** Start of SUPPLIED MATERIAL **
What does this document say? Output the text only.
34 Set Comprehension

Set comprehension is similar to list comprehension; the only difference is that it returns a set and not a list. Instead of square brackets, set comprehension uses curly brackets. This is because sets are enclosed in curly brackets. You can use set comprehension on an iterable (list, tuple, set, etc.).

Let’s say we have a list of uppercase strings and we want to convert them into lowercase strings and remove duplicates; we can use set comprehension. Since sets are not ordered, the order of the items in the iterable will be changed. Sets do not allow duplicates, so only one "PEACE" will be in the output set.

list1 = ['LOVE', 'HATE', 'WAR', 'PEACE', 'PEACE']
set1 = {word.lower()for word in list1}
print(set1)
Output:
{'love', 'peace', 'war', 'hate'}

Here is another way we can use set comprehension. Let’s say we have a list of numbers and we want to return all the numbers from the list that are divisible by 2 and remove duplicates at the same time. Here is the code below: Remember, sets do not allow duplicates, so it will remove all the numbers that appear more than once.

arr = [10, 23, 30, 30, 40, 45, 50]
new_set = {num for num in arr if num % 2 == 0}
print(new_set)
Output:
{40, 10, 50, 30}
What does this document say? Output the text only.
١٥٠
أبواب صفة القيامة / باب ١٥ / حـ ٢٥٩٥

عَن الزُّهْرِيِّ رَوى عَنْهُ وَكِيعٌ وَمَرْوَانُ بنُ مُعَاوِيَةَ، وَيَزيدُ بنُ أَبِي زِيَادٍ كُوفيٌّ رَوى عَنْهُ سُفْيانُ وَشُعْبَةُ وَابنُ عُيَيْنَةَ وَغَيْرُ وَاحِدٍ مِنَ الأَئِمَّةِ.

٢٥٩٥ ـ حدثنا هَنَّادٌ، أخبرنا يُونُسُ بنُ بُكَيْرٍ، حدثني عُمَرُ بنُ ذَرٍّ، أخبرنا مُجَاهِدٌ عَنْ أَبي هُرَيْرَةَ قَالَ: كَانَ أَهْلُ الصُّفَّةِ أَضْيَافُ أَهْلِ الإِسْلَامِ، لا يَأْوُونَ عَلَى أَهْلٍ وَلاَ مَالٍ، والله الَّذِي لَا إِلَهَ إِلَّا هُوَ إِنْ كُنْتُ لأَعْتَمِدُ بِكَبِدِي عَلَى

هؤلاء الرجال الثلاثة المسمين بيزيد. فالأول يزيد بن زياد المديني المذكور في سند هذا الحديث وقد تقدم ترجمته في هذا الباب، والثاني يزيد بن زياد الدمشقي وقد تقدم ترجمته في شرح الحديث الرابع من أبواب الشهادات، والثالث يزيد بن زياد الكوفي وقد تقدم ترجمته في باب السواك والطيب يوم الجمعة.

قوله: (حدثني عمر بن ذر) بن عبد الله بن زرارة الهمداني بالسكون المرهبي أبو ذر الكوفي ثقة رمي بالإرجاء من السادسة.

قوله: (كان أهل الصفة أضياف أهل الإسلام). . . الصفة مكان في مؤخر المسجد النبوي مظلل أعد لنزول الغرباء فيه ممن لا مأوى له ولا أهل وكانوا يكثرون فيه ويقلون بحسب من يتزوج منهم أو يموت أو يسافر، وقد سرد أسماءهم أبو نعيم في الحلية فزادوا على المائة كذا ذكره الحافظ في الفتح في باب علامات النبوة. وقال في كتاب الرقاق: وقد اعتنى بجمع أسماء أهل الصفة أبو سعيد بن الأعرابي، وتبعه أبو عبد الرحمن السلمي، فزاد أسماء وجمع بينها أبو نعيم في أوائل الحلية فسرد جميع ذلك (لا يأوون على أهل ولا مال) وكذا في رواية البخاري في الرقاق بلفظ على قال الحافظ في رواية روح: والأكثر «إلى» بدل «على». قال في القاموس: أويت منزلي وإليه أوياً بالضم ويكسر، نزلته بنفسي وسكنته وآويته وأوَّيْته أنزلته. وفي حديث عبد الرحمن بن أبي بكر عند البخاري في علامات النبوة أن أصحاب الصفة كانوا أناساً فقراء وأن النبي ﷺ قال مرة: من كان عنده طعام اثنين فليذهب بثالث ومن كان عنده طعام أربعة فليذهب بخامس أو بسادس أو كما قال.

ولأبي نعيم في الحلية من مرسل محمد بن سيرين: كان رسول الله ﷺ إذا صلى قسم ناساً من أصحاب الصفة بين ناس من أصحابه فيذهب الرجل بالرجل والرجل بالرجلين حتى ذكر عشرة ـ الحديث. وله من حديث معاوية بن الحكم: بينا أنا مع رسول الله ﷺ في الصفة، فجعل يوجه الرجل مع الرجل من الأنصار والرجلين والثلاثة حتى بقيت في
** End of SUPPLIED MATERIAL **
▶ _TASK INSTRUCTIONS_: Copy each line of the records above that carries the word "الحلية".

▶ _THE RESPONSE_:
قوله: (كان أهل الصفة أضياف أهل الإسلام). . . الصفة مكان في مؤخر المسجد النبوي مظلل أعد لنزول الغرباء فيه ممن لا مأوى له ولا أهل وكانوا يكثرون فيه ويقلون بحسب من يتزوج منهم أو يموت أو يسافر، وقد سرد أسماءهم أبو نعيم في الحلية فزادوا على المائة كذا ذكره الحافظ في الفتح في باب علامات النبوة. وقال في كتاب الرقاق: وقد اعتنى بجمع أسماء أهل الصفة أبو سعيد بن الأعرابي، وتبعه أبو عبد الرحمن السلمي، فزاد أسماء وجمع بينها أبو نعيم في أوائل الحلية فسرد جميع ذلك (لا يأوون على أهل ولا مال) وكذا في رواية البخاري في الرقاق بلفظ على قال الحافظ في رواية روح: والأكثر «إلى» بدل «على». قال في القاموس: أويت منزلي وإليه أوياً بالضم ويكسر، نزلته بنفسي وسكنته وآويته وأوَّيْته أنزلته. وفي حديث عبد الرحمن بن أبي بكر عند البخاري في علامات النبوة أن أصحاب الصفة كانوا أناساً فقراء وأن النبي ﷺ قال مرة: من كان عنده طعام اثنين فليذهب بثالث ومن كان عنده طعام أربعة فليذهب بخامس أو بسادس أو كما قال.
ولأبي نعيم في الحلية من مرسل محمد بن سيرين: كان رسول الله ﷺ إذا صلى قسم ناساً من أصحاب الصفة بين ناس من أصحابه فيذهب الرجل بالرجل والرجل بالرجلين حتى ذكر عشرة ـ الحديث. وله من حديث معاوية بن الحكم: بينا أنا مع رسول الله ﷺ في الصفة، فجعل يوجه الرجل مع الرجل من الأنصار والرجلين والثلاثة حتى بقيت في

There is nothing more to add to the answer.